━━━ LISTED RECORDS ━━━
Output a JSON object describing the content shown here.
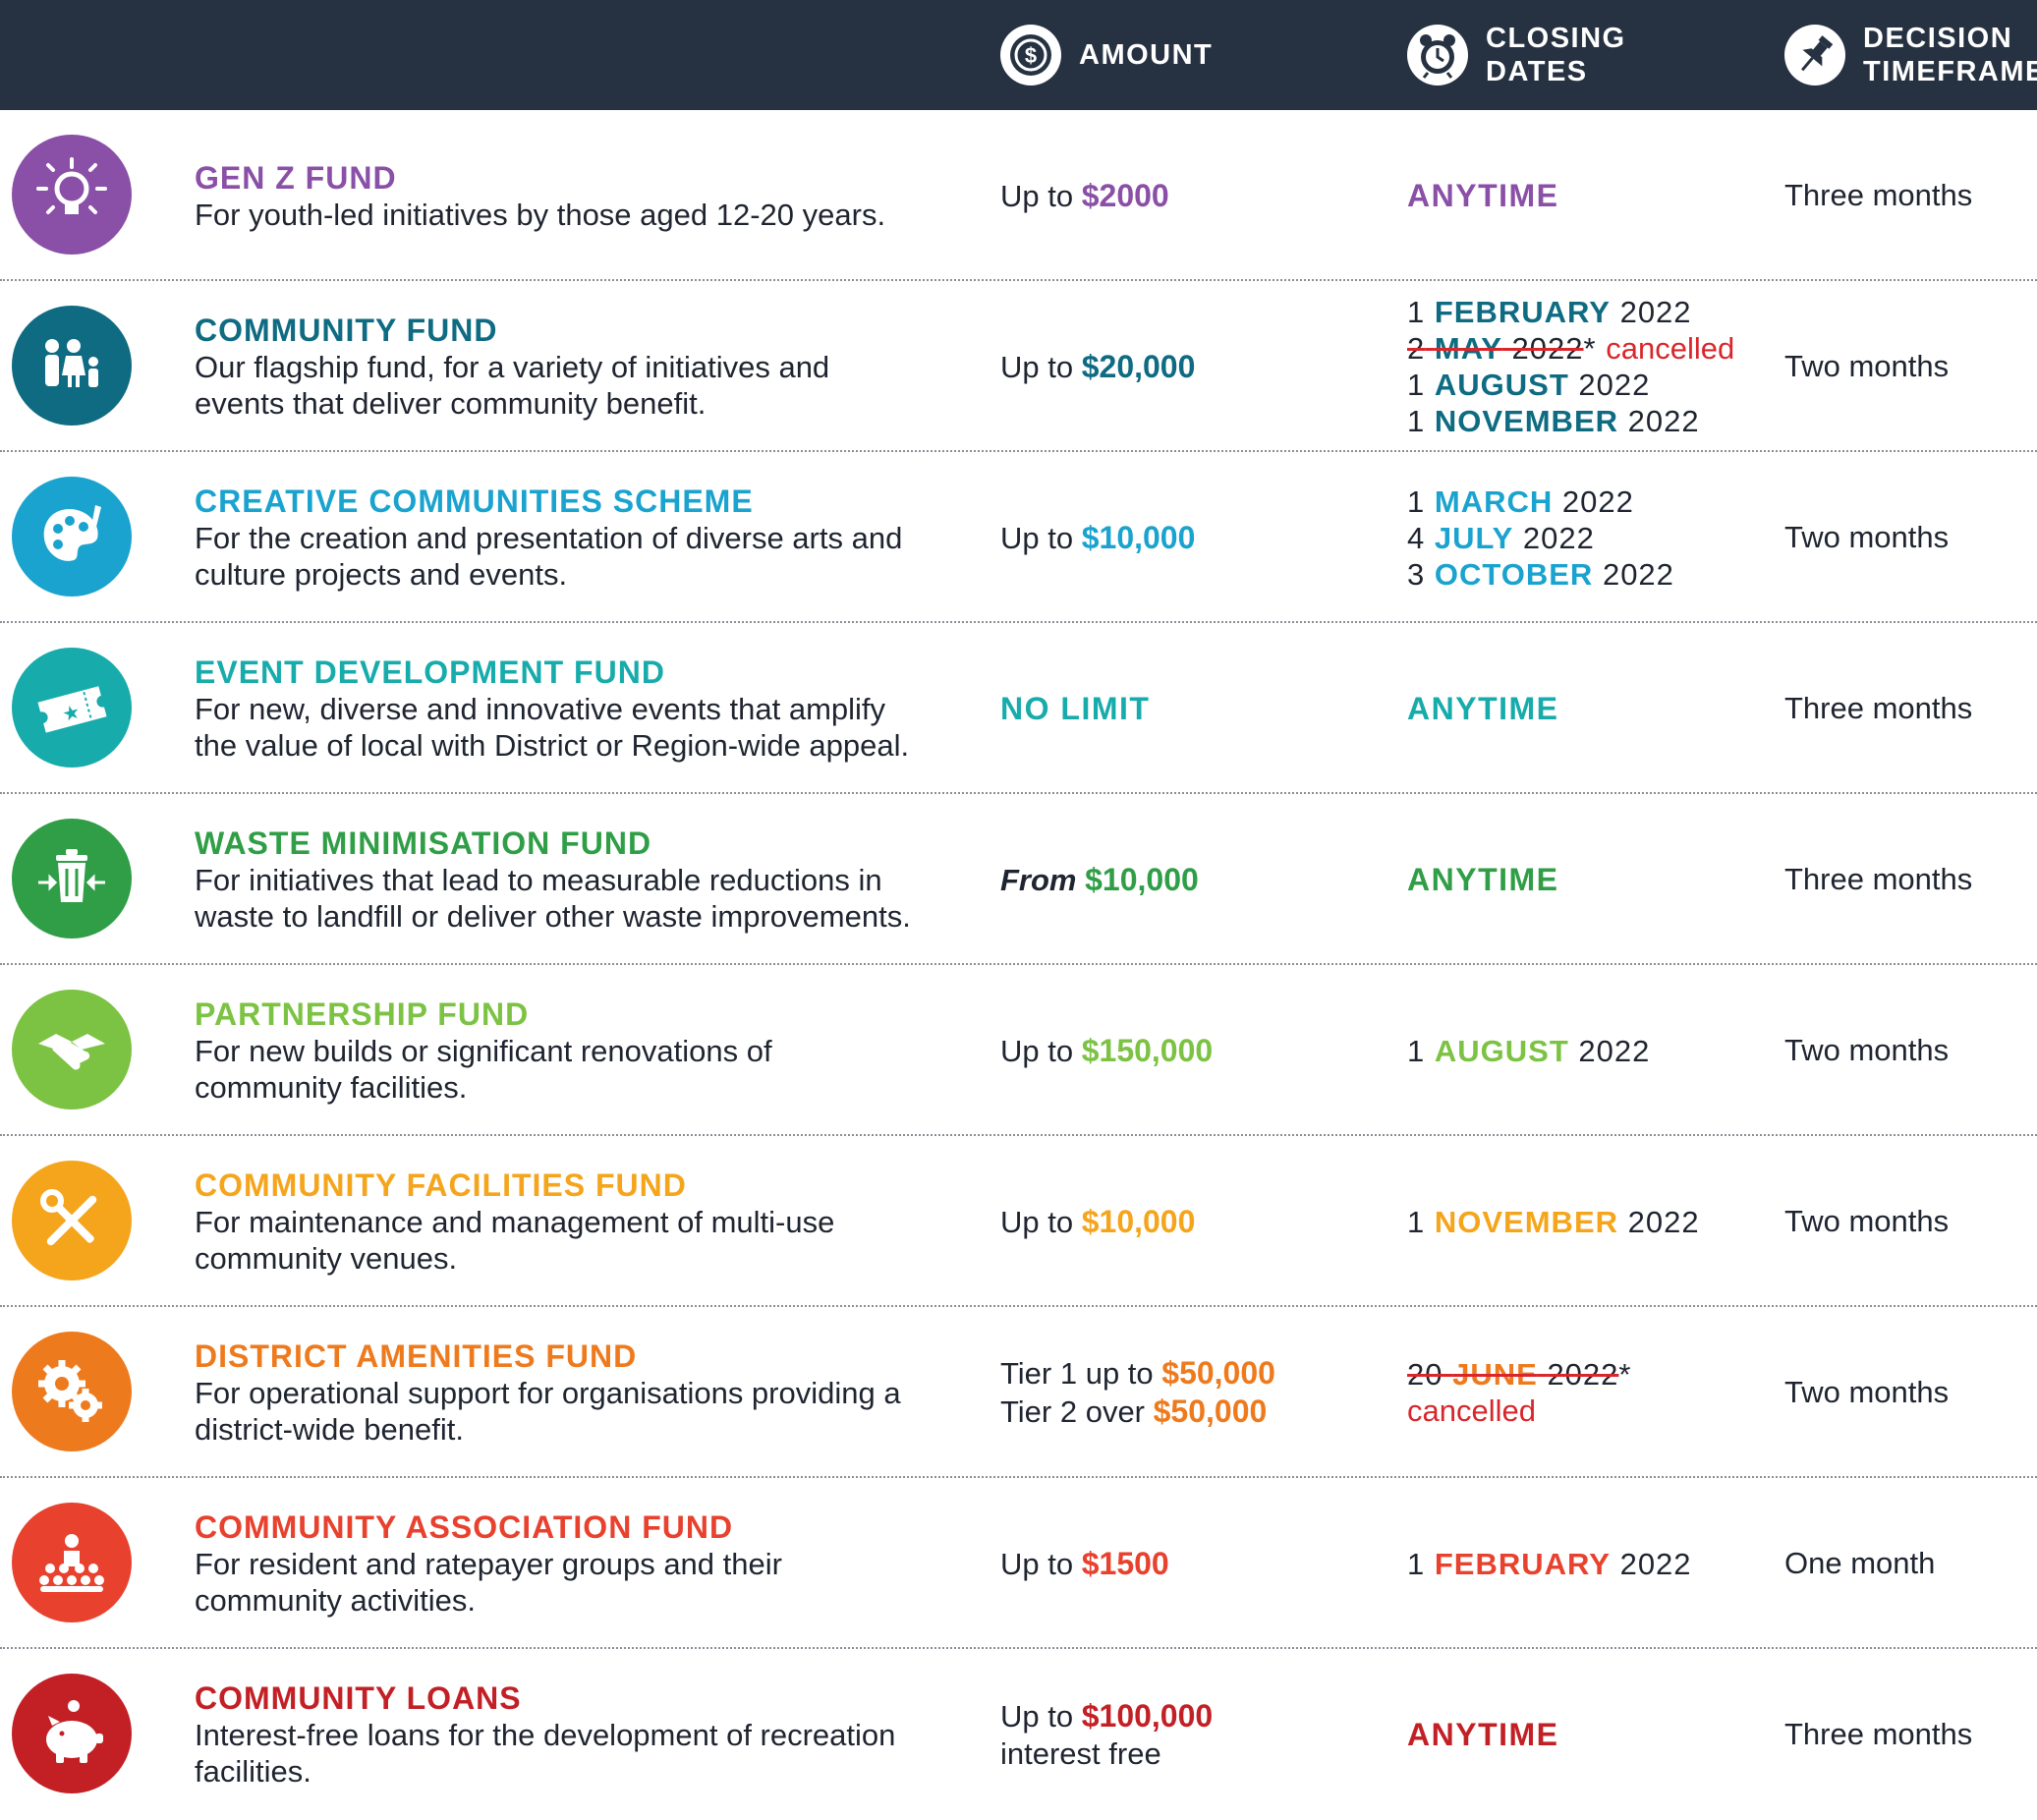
{
  "header": {
    "amount_label": "AMOUNT",
    "closing_label_1": "CLOSING",
    "closing_label_2": "DATES",
    "decision_label_1": "DECISION",
    "decision_label_2": "TIMEFRAME",
    "amount_icon": "dollar-icon",
    "closing_icon": "alarm-clock-icon",
    "decision_icon": "pushpin-icon"
  },
  "rows": [
    {
      "color": "#8a4fa6",
      "icon": "lightbulb-icon",
      "name": "GEN Z FUND",
      "desc": "For youth-led initiatives by those aged 12-20 years.",
      "amount_prefix": "Up to ",
      "amount_value": "$2000",
      "closing_anytime": "ANYTIME",
      "decision": "Three months"
    },
    {
      "color": "#0e6b82",
      "icon": "family-icon",
      "name": "COMMUNITY FUND",
      "desc": "Our flagship fund, for a variety of initiatives and events that deliver community benefit.",
      "amount_prefix": "Up to ",
      "amount_value": "$20,000",
      "closing": [
        {
          "day": "1",
          "month": "FEBRUARY",
          "year": "2022"
        },
        {
          "day": "2",
          "month": "MAY",
          "year": "2022",
          "mark": "*",
          "note": "cancelled"
        },
        {
          "day": "1",
          "month": "AUGUST",
          "year": "2022"
        },
        {
          "day": "1",
          "month": "NOVEMBER",
          "year": "2022"
        }
      ],
      "decision": "Two months"
    },
    {
      "color": "#1aa3cf",
      "icon": "palette-icon",
      "name": "CREATIVE COMMUNITIES SCHEME",
      "desc": "For the creation and presentation of diverse arts and culture projects and events.",
      "amount_prefix": "Up to ",
      "amount_value": "$10,000",
      "closing": [
        {
          "day": "1",
          "month": "MARCH",
          "year": "2022"
        },
        {
          "day": "4",
          "month": "JULY",
          "year": "2022"
        },
        {
          "day": "3",
          "month": "OCTOBER",
          "year": "2022"
        }
      ],
      "decision": "Two months"
    },
    {
      "color": "#17abab",
      "icon": "ticket-icon",
      "name": "EVENT DEVELOPMENT FUND",
      "desc": "For new, diverse and innovative events that amplify the value of local with District or Region-wide appeal.",
      "amount_limit": "NO LIMIT",
      "closing_anytime": "ANYTIME",
      "decision": "Three months"
    },
    {
      "color": "#2f9e46",
      "icon": "trash-bin-icon",
      "name": "WASTE MINIMISATION FUND",
      "desc": "For initiatives that lead to measurable reductions in waste to landfill or deliver other waste improvements.",
      "amount_from": "From ",
      "amount_value": "$10,000",
      "closing_anytime": "ANYTIME",
      "decision": "Three months"
    },
    {
      "color": "#7cc243",
      "icon": "handshake-icon",
      "name": "PARTNERSHIP FUND",
      "desc": "For new builds or significant renovations of community facilities.",
      "amount_prefix": "Up to ",
      "amount_value": "$150,000",
      "closing": [
        {
          "day": "1",
          "month": "AUGUST",
          "year": "2022"
        }
      ],
      "decision": "Two months"
    },
    {
      "color": "#f5a51c",
      "icon": "tools-icon",
      "name": "COMMUNITY FACILITIES FUND",
      "desc": "For maintenance and management of multi-use community venues.",
      "amount_prefix": "Up to ",
      "amount_value": "$10,000",
      "closing": [
        {
          "day": "1",
          "month": "NOVEMBER",
          "year": "2022"
        }
      ],
      "decision": "Two months"
    },
    {
      "color": "#ee7a1e",
      "icon": "gears-icon",
      "name": "DISTRICT AMENITIES FUND",
      "desc": "For operational support for organisations providing a district-wide benefit.",
      "tiers": [
        {
          "prefix": "Tier 1 up to ",
          "value": "$50,000"
        },
        {
          "prefix": "Tier 2 over ",
          "value": "$50,000"
        }
      ],
      "closing": [
        {
          "day": "20",
          "month": "JUNE",
          "year": "2022",
          "mark": "*",
          "note": "cancelled",
          "note_newline": true
        }
      ],
      "decision": "Two months"
    },
    {
      "color": "#e8412e",
      "icon": "community-group-icon",
      "name": "COMMUNITY ASSOCIATION FUND",
      "desc": "For resident and ratepayer groups and their community activities.",
      "amount_prefix": "Up to ",
      "amount_value": "$1500",
      "closing": [
        {
          "day": "1",
          "month": "FEBRUARY",
          "year": "2022"
        }
      ],
      "decision": "One month"
    },
    {
      "color": "#c32026",
      "icon": "piggy-bank-icon",
      "name": "COMMUNITY LOANS",
      "desc": "Interest-free loans for the development of recreation facilities.",
      "amount_prefix": "Up to ",
      "amount_value": "$100,000",
      "amount_suffix": "interest free",
      "closing_anytime": "ANYTIME",
      "decision": "Three months"
    }
  ]
}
━━━
* [WHAT TO WORK ON]
Copy the data character for character, but drop all pictures from the copy.

* [REPLY TO THE TASK]
Output a JSON object describing the content shown here.
{
  "header": {
    "amount_label": "AMOUNT",
    "closing_label_1": "CLOSING",
    "closing_label_2": "DATES",
    "decision_label_1": "DECISION",
    "decision_label_2": "TIMEFRAME",
    "amount_icon": "dollar-icon",
    "closing_icon": "alarm-clock-icon",
    "decision_icon": "pushpin-icon"
  },
  "rows": [
    {
      "color": "#8a4fa6",
      "icon": "lightbulb-icon",
      "name": "GEN Z FUND",
      "desc": "For youth-led initiatives by those aged 12-20 years.",
      "amount_prefix": "Up to ",
      "amount_value": "$2000",
      "closing_anytime": "ANYTIME",
      "decision": "Three months"
    },
    {
      "color": "#0e6b82",
      "icon": "family-icon",
      "name": "COMMUNITY FUND",
      "desc": "Our flagship fund, for a variety of initiatives and events that deliver community benefit.",
      "amount_prefix": "Up to ",
      "amount_value": "$20,000",
      "closing": [
        {
          "day": "1",
          "month": "FEBRUARY",
          "year": "2022"
        },
        {
          "day": "2",
          "month": "MAY",
          "year": "2022",
          "mark": "*",
          "note": "cancelled"
        },
        {
          "day": "1",
          "month": "AUGUST",
          "year": "2022"
        },
        {
          "day": "1",
          "month": "NOVEMBER",
          "year": "2022"
        }
      ],
      "decision": "Two months"
    },
    {
      "color": "#1aa3cf",
      "icon": "palette-icon",
      "name": "CREATIVE COMMUNITIES SCHEME",
      "desc": "For the creation and presentation of diverse arts and culture projects and events.",
      "amount_prefix": "Up to ",
      "amount_value": "$10,000",
      "closing": [
        {
          "day": "1",
          "month": "MARCH",
          "year": "2022"
        },
        {
          "day": "4",
          "month": "JULY",
          "year": "2022"
        },
        {
          "day": "3",
          "month": "OCTOBER",
          "year": "2022"
        }
      ],
      "decision": "Two months"
    },
    {
      "color": "#17abab",
      "icon": "ticket-icon",
      "name": "EVENT DEVELOPMENT FUND",
      "desc": "For new, diverse and innovative events that amplify the value of local with District or Region-wide appeal.",
      "amount_limit": "NO LIMIT",
      "closing_anytime": "ANYTIME",
      "decision": "Three months"
    },
    {
      "color": "#2f9e46",
      "icon": "trash-bin-icon",
      "name": "WASTE MINIMISATION FUND",
      "desc": "For initiatives that lead to measurable reductions in waste to landfill or deliver other waste improvements.",
      "amount_from": "From ",
      "amount_value": "$10,000",
      "closing_anytime": "ANYTIME",
      "decision": "Three months"
    },
    {
      "color": "#7cc243",
      "icon": "handshake-icon",
      "name": "PARTNERSHIP FUND",
      "desc": "For new builds or significant renovations of community facilities.",
      "amount_prefix": "Up to ",
      "amount_value": "$150,000",
      "closing": [
        {
          "day": "1",
          "month": "AUGUST",
          "year": "2022"
        }
      ],
      "decision": "Two months"
    },
    {
      "color": "#f5a51c",
      "icon": "tools-icon",
      "name": "COMMUNITY FACILITIES FUND",
      "desc": "For maintenance and management of multi-use community venues.",
      "amount_prefix": "Up to ",
      "amount_value": "$10,000",
      "closing": [
        {
          "day": "1",
          "month": "NOVEMBER",
          "year": "2022"
        }
      ],
      "decision": "Two months"
    },
    {
      "color": "#ee7a1e",
      "icon": "gears-icon",
      "name": "DISTRICT AMENITIES FUND",
      "desc": "For operational support for organisations providing a district-wide benefit.",
      "tiers": [
        {
          "prefix": "Tier 1 up to ",
          "value": "$50,000"
        },
        {
          "prefix": "Tier 2 over ",
          "value": "$50,000"
        }
      ],
      "closing": [
        {
          "day": "20",
          "month": "JUNE",
          "year": "2022",
          "mark": "*",
          "note": "cancelled",
          "note_newline": true
        }
      ],
      "decision": "Two months"
    },
    {
      "color": "#e8412e",
      "icon": "community-group-icon",
      "name": "COMMUNITY ASSOCIATION FUND",
      "desc": "For resident and ratepayer groups and their community activities.",
      "amount_prefix": "Up to ",
      "amount_value": "$1500",
      "closing": [
        {
          "day": "1",
          "month": "FEBRUARY",
          "year": "2022"
        }
      ],
      "decision": "One month"
    },
    {
      "color": "#c32026",
      "icon": "piggy-bank-icon",
      "name": "COMMUNITY LOANS",
      "desc": "Interest-free loans for the development of recreation facilities.",
      "amount_prefix": "Up to ",
      "amount_value": "$100,000",
      "amount_suffix": "interest free",
      "closing_anytime": "ANYTIME",
      "decision": "Three months"
    }
  ]
}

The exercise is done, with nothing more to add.